AIM OF THE TASK:
Set the listing down again in full, word for word, with the pictures left out.
/---
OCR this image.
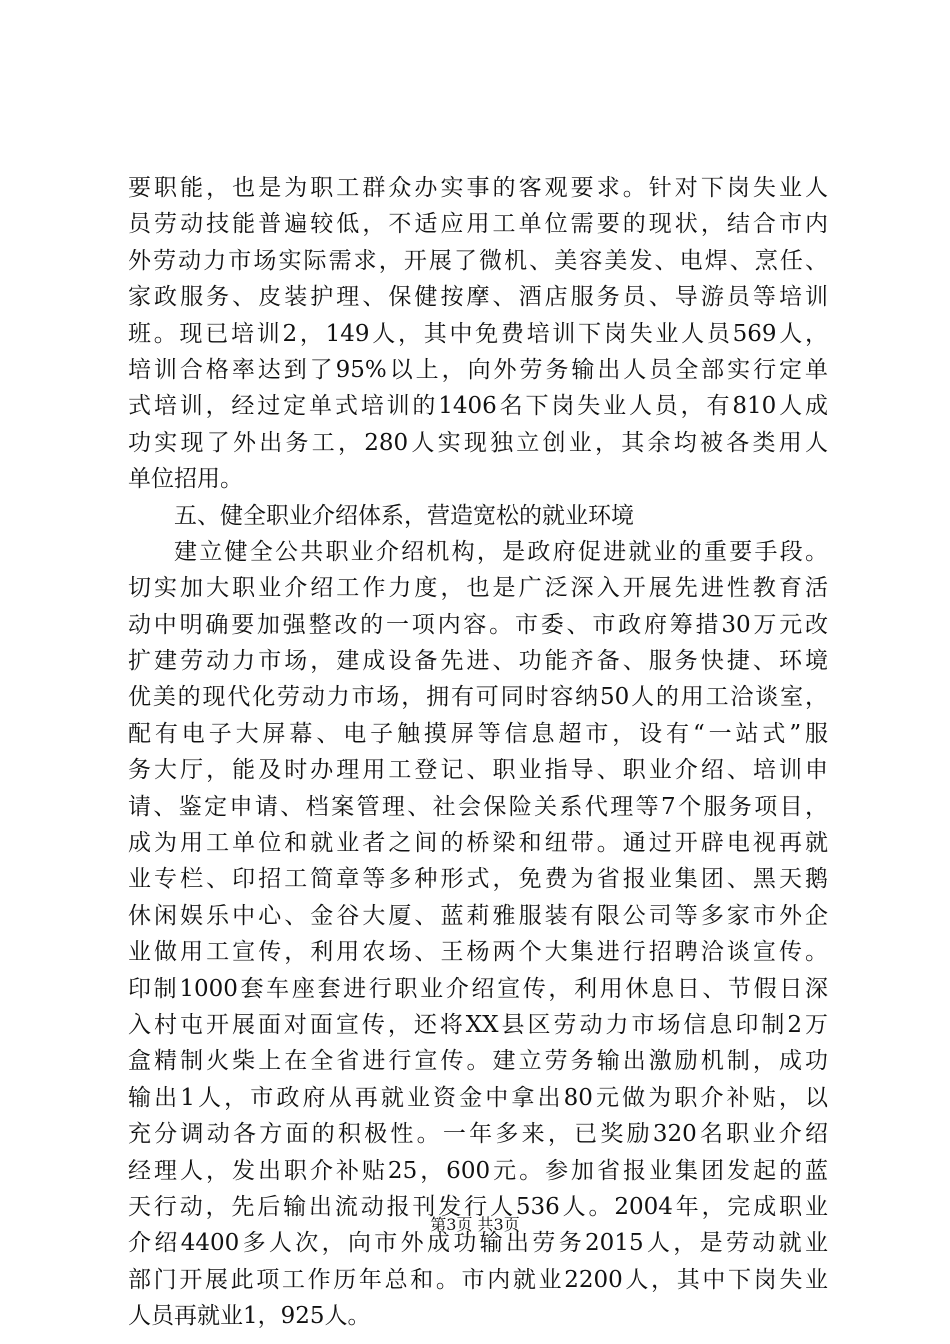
要职能，也是为职工群众办实事的客观要求。针对下岗失业人
员劳动技能普遍较低，不适应用工单位需要的现状，结合市内
外劳动力市场实际需求，开展了微机、美容美发、电焊、烹任、
家政服务、皮装护理、保健按摩、酒店服务员、导游员等培训
班。现已培训2，149人，其中免费培训下岗失业人员569人，
培训合格率达到了95%以上，向外劳务输出人员全部实行定单
式培训，经过定单式培训的1406名下岗失业人员，有810人成
功实现了外出务工，280人实现独立创业，其余均被各类用人
单位招用。
五、健全职业介绍体系，营造宽松的就业环境
建立健全公共职业介绍机构，是政府促进就业的重要手段。
切实加大职业介绍工作力度，也是广泛深入开展先进性教育活
动中明确要加强整改的一项内容。市委、市政府筹措30万元改
扩建劳动力市场，建成设备先进、功能齐备、服务快捷、环境
优美的现代化劳动力市场，拥有可同时容纳50人的用工洽谈室，
配有电子大屏幕、电子触摸屏等信息超市，设有“一站式”服
务大厅，能及时办理用工登记、职业指导、职业介绍、培训申
请、鉴定申请、档案管理、社会保险关系代理等7个服务项目，
成为用工单位和就业者之间的桥梁和纽带。通过开辟电视再就
业专栏、印招工简章等多种形式，免费为省报业集团、黑天鹅
休闲娱乐中心、金谷大厦、蓝莉雅服装有限公司等多家市外企
业做用工宣传，利用农场、王杨两个大集进行招聘洽谈宣传。
印制1000套车座套进行职业介绍宣传，利用休息日、节假日深
入村屯开展面对面宣传，还将XX县区劳动力市场信息印制2万
盒精制火柴上在全省进行宣传。建立劳务输出激励机制，成功
输出1人，市政府从再就业资金中拿出80元做为职介补贴，以
充分调动各方面的积极性。一年多来，已奖励320名职业介绍
经理人，发出职介补贴25，600元。参加省报业集团发起的蓝
天行动，先后输出流动报刊发行人536人。2004年，完成职业
介绍4400多人次，向市外成功输出劳务2015人，是劳动就业
部门开展此项工作历年总和。市内就业2200人，其中下岗失业
人员再就业1，925人。
第3页 共3页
\---
IN RESPONSE:
OCR this image.
要职能，也是为职工群众办实事的客观要求。针对下岗失业人
员劳动技能普遍较低，不适应用工单位需要的现状，结合市内
外劳动力市场实际需求，开展了微机、美容美发、电焊、烹任、
家政服务、皮装护理、保健按摩、酒店服务员、导游员等培训
班。现已培训2，149人，其中免费培训下岗失业人员569人，
培训合格率达到了95%以上，向外劳务输出人员全部实行定单
式培训，经过定单式培训的1406名下岗失业人员，有810人成
功实现了外出务工，280人实现独立创业，其余均被各类用人
单位招用。
五、健全职业介绍体系，营造宽松的就业环境
建立健全公共职业介绍机构，是政府促进就业的重要手段。
切实加大职业介绍工作力度，也是广泛深入开展先进性教育活
动中明确要加强整改的一项内容。市委、市政府筹措30万元改
扩建劳动力市场，建成设备先进、功能齐备、服务快捷、环境
优美的现代化劳动力市场，拥有可同时容纳50人的用工洽谈室，
配有电子大屏幕、电子触摸屏等信息超市，设有“一站式”服
务大厅，能及时办理用工登记、职业指导、职业介绍、培训申
请、鉴定申请、档案管理、社会保险关系代理等7个服务项目，
成为用工单位和就业者之间的桥梁和纽带。通过开辟电视再就
业专栏、印招工简章等多种形式，免费为省报业集团、黑天鹅
休闲娱乐中心、金谷大厦、蓝莉雅服装有限公司等多家市外企
业做用工宣传，利用农场、王杨两个大集进行招聘洽谈宣传。
印制1000套车座套进行职业介绍宣传，利用休息日、节假日深
入村屯开展面对面宣传，还将XX县区劳动力市场信息印制2万
盒精制火柴上在全省进行宣传。建立劳务输出激励机制，成功
输出1人，市政府从再就业资金中拿出80元做为职介补贴，以
充分调动各方面的积极性。一年多来，已奖励320名职业介绍
经理人，发出职介补贴25，600元。参加省报业集团发起的蓝
天行动，先后输出流动报刊发行人536人。2004年，完成职业
介绍4400多人次，向市外成功输出劳务2015人，是劳动就业
部门开展此项工作历年总和。市内就业2200人，其中下岗失业
人员再就业1，925人。
第3页 共3页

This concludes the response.